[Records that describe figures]
Begin

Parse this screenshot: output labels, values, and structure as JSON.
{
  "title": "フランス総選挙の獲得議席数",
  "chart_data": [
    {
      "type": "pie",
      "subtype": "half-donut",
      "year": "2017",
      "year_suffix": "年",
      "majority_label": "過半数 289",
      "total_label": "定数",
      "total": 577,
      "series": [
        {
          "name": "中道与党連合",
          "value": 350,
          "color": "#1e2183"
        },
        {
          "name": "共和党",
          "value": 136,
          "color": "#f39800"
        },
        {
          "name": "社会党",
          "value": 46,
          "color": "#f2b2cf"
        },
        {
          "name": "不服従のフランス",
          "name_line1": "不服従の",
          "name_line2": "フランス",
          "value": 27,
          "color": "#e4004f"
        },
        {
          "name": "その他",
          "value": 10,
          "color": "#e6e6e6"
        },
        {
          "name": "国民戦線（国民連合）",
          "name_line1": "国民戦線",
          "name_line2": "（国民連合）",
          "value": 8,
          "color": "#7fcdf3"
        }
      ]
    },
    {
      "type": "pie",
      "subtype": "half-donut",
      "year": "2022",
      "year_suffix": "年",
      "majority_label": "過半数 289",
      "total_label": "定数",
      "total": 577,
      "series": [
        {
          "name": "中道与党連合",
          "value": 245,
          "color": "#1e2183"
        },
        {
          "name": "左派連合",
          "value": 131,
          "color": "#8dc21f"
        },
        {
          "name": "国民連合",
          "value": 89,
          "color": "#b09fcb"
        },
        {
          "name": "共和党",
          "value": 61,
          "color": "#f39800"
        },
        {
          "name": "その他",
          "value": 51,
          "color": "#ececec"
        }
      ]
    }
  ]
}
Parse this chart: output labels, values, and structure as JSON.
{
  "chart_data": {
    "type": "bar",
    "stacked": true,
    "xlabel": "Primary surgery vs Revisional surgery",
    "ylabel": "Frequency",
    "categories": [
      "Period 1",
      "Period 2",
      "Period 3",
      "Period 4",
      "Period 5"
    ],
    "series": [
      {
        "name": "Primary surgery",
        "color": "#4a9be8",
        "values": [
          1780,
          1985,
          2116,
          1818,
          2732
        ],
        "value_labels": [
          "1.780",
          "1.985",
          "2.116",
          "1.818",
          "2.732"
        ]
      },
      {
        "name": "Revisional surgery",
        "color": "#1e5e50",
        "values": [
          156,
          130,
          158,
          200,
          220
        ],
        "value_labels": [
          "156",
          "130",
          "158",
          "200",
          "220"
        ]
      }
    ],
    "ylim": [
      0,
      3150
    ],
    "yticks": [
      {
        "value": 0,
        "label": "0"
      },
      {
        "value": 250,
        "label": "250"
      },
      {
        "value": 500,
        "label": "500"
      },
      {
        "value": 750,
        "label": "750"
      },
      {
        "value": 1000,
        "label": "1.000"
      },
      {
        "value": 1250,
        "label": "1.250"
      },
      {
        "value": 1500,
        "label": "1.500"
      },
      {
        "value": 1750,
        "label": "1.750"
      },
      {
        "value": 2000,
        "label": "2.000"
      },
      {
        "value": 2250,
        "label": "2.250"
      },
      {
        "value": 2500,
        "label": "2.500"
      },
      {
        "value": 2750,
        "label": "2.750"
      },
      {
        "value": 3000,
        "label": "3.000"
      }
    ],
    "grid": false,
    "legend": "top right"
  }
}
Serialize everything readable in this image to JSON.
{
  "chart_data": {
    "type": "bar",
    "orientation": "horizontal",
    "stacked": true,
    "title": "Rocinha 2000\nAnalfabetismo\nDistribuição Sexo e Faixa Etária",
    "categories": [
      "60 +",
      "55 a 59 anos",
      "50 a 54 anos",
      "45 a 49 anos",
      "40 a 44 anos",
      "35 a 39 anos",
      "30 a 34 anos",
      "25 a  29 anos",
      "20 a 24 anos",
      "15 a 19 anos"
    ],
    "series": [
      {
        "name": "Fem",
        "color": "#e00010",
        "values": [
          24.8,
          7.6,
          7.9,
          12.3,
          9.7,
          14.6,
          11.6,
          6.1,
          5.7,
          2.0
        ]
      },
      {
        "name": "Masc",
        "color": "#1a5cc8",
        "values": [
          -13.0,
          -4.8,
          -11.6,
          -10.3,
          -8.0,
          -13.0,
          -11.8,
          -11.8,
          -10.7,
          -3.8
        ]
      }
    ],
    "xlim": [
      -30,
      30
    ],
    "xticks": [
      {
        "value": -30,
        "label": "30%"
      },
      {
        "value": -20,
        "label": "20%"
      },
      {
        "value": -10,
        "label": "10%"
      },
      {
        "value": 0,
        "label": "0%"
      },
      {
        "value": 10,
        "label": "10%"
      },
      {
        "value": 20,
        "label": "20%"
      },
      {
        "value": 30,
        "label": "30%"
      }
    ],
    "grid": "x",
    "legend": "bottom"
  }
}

End

→ **Short exercise**: Check each line above for the word "Revisional", and copy the lines where it appears.

→ **Solution to the exercise**:
    "xlabel": "Primary surgery vs Revisional surgery",
        "name": "Revisional surgery",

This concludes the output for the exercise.